■ Problem details
Wherever the word "timestamp" shows up in a line, please copy that line.
·····
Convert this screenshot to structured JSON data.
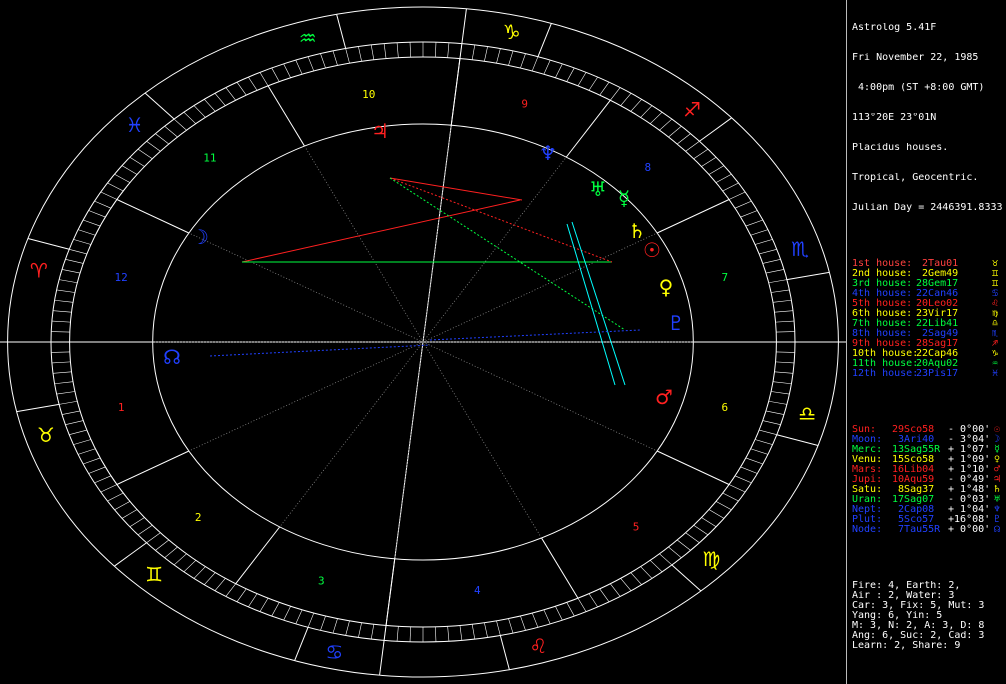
{
  "header": {
    "app_title": "Astrolog 5.41F",
    "date": "Fri November 22, 1985",
    "time": " 4:00pm (ST +8:00 GMT)",
    "location": "113°20E 23°01N",
    "house_system": "Placidus houses.",
    "zodiac": "Tropical, Geocentric.",
    "julian_day": "Julian Day = 2446391.8333"
  },
  "houses": [
    {
      "label": "1st house:",
      "value": "  2Tau01",
      "color": "#ff4040",
      "sign_glyph": "♉",
      "sign_color": "#ffff00"
    },
    {
      "label": "2nd house:",
      "value": "  2Gem49",
      "color": "#ffff00",
      "sign_glyph": "♊",
      "sign_color": "#ffff00"
    },
    {
      "label": "3rd house:",
      "value": " 28Gem17",
      "color": "#00ff40",
      "sign_glyph": "♊",
      "sign_color": "#ffff00"
    },
    {
      "label": "4th house:",
      "value": " 22Can46",
      "color": "#2040ff",
      "sign_glyph": "♋",
      "sign_color": "#2040ff"
    },
    {
      "label": "5th house:",
      "value": " 20Leo02",
      "color": "#ff2020",
      "sign_glyph": "♌",
      "sign_color": "#ff2020"
    },
    {
      "label": "6th house:",
      "value": " 23Vir17",
      "color": "#ffff00",
      "sign_glyph": "♍",
      "sign_color": "#ffff00"
    },
    {
      "label": "7th house:",
      "value": " 22Lib41",
      "color": "#00ff40",
      "sign_glyph": "♎",
      "sign_color": "#ffff00"
    },
    {
      "label": "8th house:",
      "value": "  2Sag49",
      "color": "#2040ff",
      "sign_glyph": "♏",
      "sign_color": "#2040ff"
    },
    {
      "label": "9th house:",
      "value": " 28Sag17",
      "color": "#ff2020",
      "sign_glyph": "♐",
      "sign_color": "#ff2020"
    },
    {
      "label": "10th house:",
      "value": " 22Cap46",
      "color": "#ffff00",
      "sign_glyph": "♑",
      "sign_color": "#ffff00"
    },
    {
      "label": "11th house:",
      "value": " 20Aqu02",
      "color": "#00ff40",
      "sign_glyph": "♒",
      "sign_color": "#00ff40"
    },
    {
      "label": "12th house:",
      "value": " 23Pis17",
      "color": "#2040ff",
      "sign_glyph": "♓",
      "sign_color": "#2040ff"
    }
  ],
  "planets": [
    {
      "label": "Sun:",
      "value": " 29Sco58",
      "lat": " - 0°00'",
      "color": "#ff2020",
      "glyph": "☉"
    },
    {
      "label": "Moon:",
      "value": "  3Ari40",
      "lat": " - 3°04'",
      "color": "#2040ff",
      "glyph": "☽"
    },
    {
      "label": "Merc:",
      "value": " 13Sag55R",
      "lat": " + 1°07'",
      "color": "#00ff40",
      "glyph": "☿"
    },
    {
      "label": "Venu:",
      "value": " 15Sco58",
      "lat": " + 1°09'",
      "color": "#ffff00",
      "glyph": "♀"
    },
    {
      "label": "Mars:",
      "value": " 16Lib04",
      "lat": " + 1°10'",
      "color": "#ff2020",
      "glyph": "♂"
    },
    {
      "label": "Jupi:",
      "value": " 10Aqu59",
      "lat": " - 0°49'",
      "color": "#ff2020",
      "glyph": "♃"
    },
    {
      "label": "Satu:",
      "value": "  8Sag37",
      "lat": " + 1°48'",
      "color": "#ffff00",
      "glyph": "♄"
    },
    {
      "label": "Uran:",
      "value": " 17Sag07",
      "lat": " - 0°03'",
      "color": "#00ff40",
      "glyph": "♅"
    },
    {
      "label": "Nept:",
      "value": "  2Cap08",
      "lat": " + 1°04'",
      "color": "#2040ff",
      "glyph": "♆"
    },
    {
      "label": "Plut:",
      "value": "  5Sco57",
      "lat": " +16°08'",
      "color": "#2040ff",
      "glyph": "♇"
    },
    {
      "label": "Node:",
      "value": "  7Tau55R",
      "lat": " + 0°00'",
      "color": "#2040ff",
      "glyph": "☊"
    }
  ],
  "stats": [
    "Fire: 4, Earth: 2,",
    "Air : 2, Water: 3",
    "Car: 3, Fix: 5, Mut: 3",
    "Yang: 6, Yin: 5",
    "M: 3, N: 2, A: 3, D: 8",
    "Ang: 6, Suc: 2, Cad: 3",
    "Learn: 2, Share: 9"
  ],
  "chart": {
    "house_numbers": [
      "1",
      "2",
      "3",
      "4",
      "5",
      "6",
      "7",
      "8",
      "9",
      "10",
      "11",
      "12"
    ],
    "colors": {
      "fire": "#ff2020",
      "earth": "#ffff00",
      "air": "#00ff40",
      "water": "#2040ff",
      "ring": "#ffffff",
      "grid": "#888888"
    }
  }
}
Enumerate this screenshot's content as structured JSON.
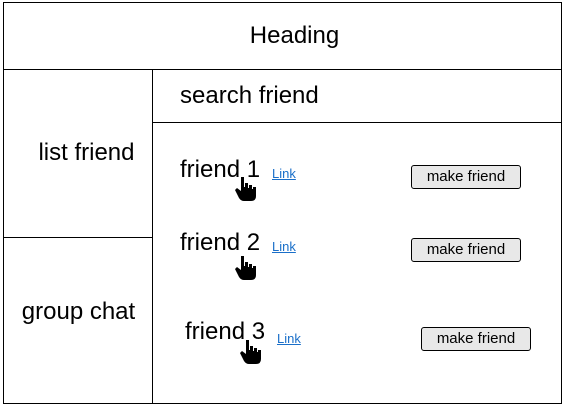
{
  "header": {
    "title": "Heading"
  },
  "sidebar": {
    "items": [
      {
        "label": "list friend"
      },
      {
        "label": "group chat"
      }
    ]
  },
  "search": {
    "label": "search friend"
  },
  "friends": [
    {
      "name": "friend 1",
      "link": "Link",
      "button": "make friend",
      "cursor_icon": "hand-pointer-icon"
    },
    {
      "name": "friend 2",
      "link": "Link",
      "button": "make friend",
      "cursor_icon": "hand-pointer-icon"
    },
    {
      "name": "friend 3",
      "link": "Link",
      "button": "make friend",
      "cursor_icon": "hand-pointer-icon"
    }
  ],
  "colors": {
    "border": "#000000",
    "link": "#1a6fc9",
    "button_bg": "#e8e8e8",
    "background": "#ffffff"
  }
}
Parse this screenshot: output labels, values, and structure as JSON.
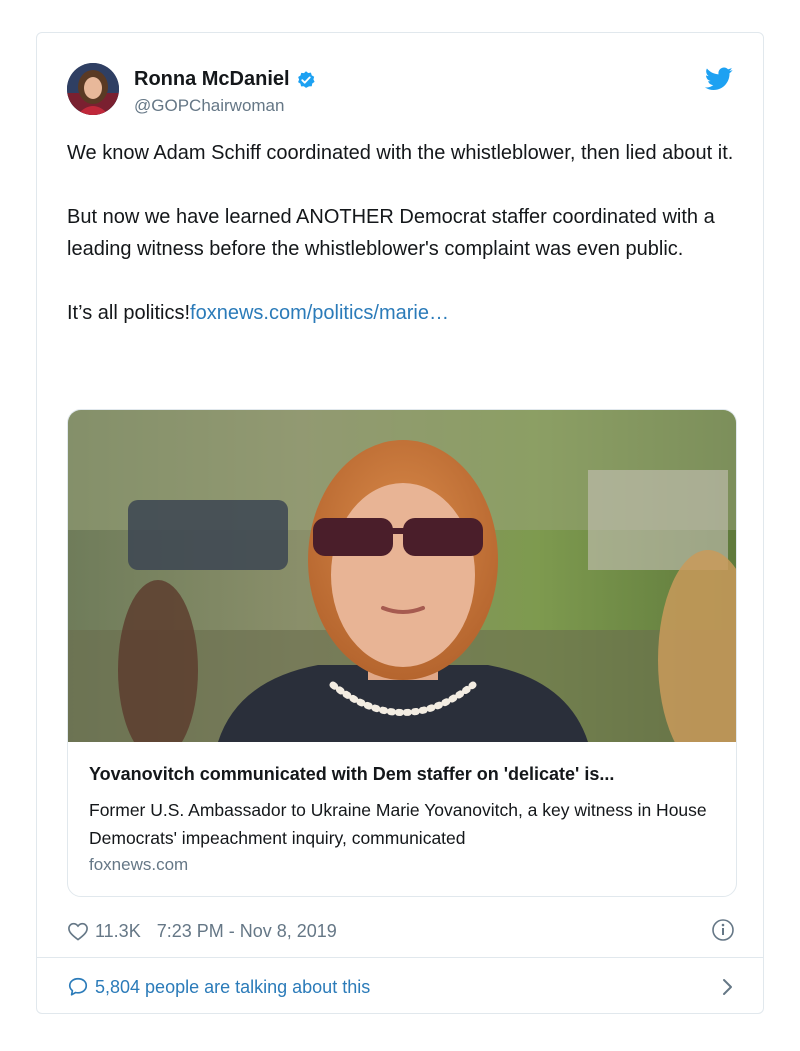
{
  "author": {
    "name": "Ronna McDaniel",
    "handle": "@GOPChairwoman",
    "verified": true,
    "avatar_icon": "avatar-photo"
  },
  "tweet": {
    "paragraph_1": "We know Adam Schiff coordinated with the whistleblower, then lied about it.",
    "paragraph_2": "But now we have learned ANOTHER Democrat staffer coordinated with a leading witness before the whistleblower's complaint was even public.",
    "paragraph_3_text": "It’s all politics!",
    "paragraph_3_link": "foxnews.com/politics/marie…"
  },
  "link_card": {
    "title": "Yovanovitch communicated with Dem staffer on 'delicate' is...",
    "description": "Former U.S. Ambassador to Ukraine Marie Yovanovitch, a key witness in House Democrats' impeachment inquiry, communicated",
    "domain": "foxnews.com"
  },
  "meta": {
    "likes": "11.3K",
    "timestamp": "7:23 PM - Nov 8, 2019"
  },
  "footer": {
    "talking": "5,804 people are talking about this"
  },
  "colors": {
    "link": "#2b7bb9",
    "twitter_blue": "#1da1f2",
    "muted": "#657786",
    "border": "#e1e8ed"
  }
}
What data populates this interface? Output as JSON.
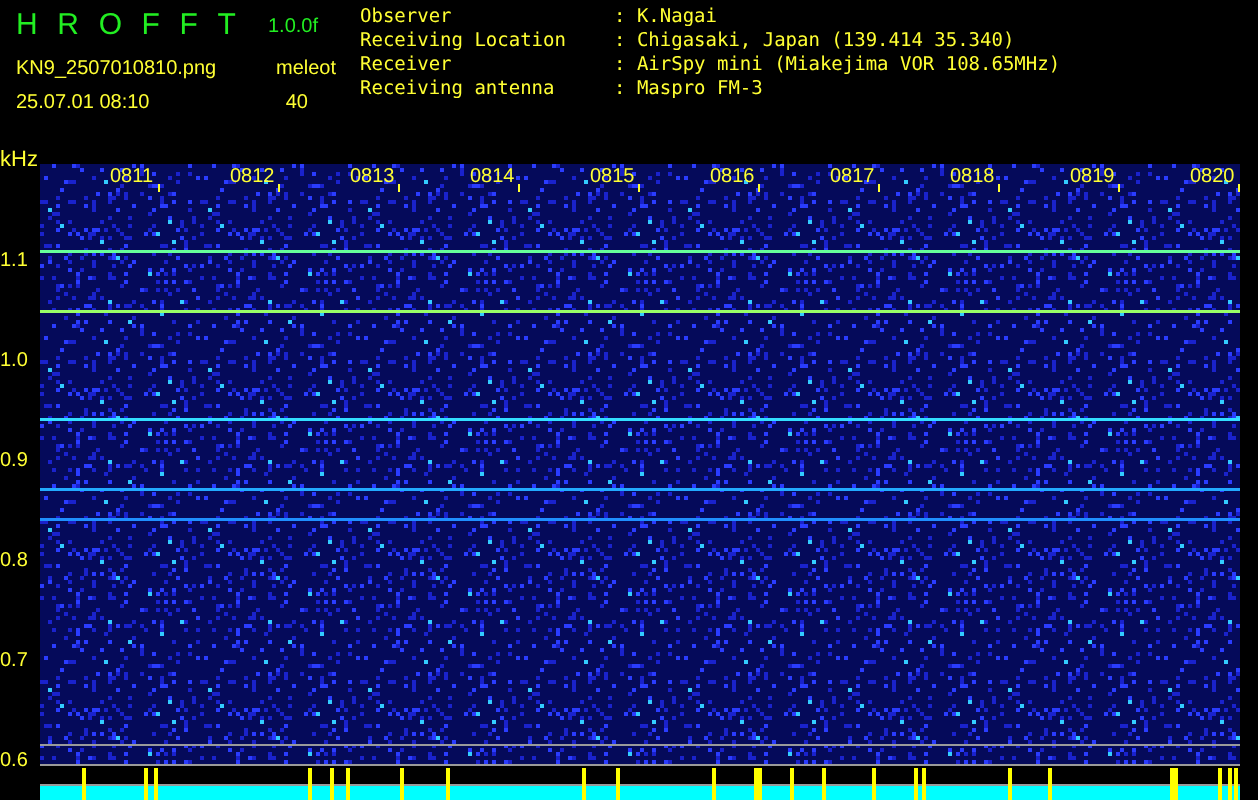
{
  "header": {
    "title_letters": [
      "H",
      "R",
      "O",
      "F",
      "F",
      "T"
    ],
    "version": "1.0.0f",
    "filename": "KN9_2507010810.png",
    "mode": "meleot",
    "timestamp": "25.07.01 08:10",
    "level_value": "40"
  },
  "info": [
    {
      "label": "Observer",
      "value": ": K.Nagai"
    },
    {
      "label": "Receiving Location",
      "value": ": Chigasaki, Japan (139.414 35.340)"
    },
    {
      "label": "Receiver",
      "value": ": AirSpy mini (Miakejima VOR 108.65MHz)"
    },
    {
      "label": "Receiving antenna",
      "value": ": Maspro FM-3"
    }
  ],
  "spectrogram": {
    "unit": "kHz",
    "y_labels": [
      "1.1",
      "1.0",
      "0.9",
      "0.8",
      "0.7",
      "0.6"
    ],
    "time_labels": [
      "0811",
      "0812",
      "0813",
      "0814",
      "0815",
      "0816",
      "0817",
      "0818",
      "0819",
      "0820"
    ]
  }
}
·····
■ Task result
    "timestamp": "7:23 PM - Nov 8, 2019"
    "timestamp": "25.07.01 08:10",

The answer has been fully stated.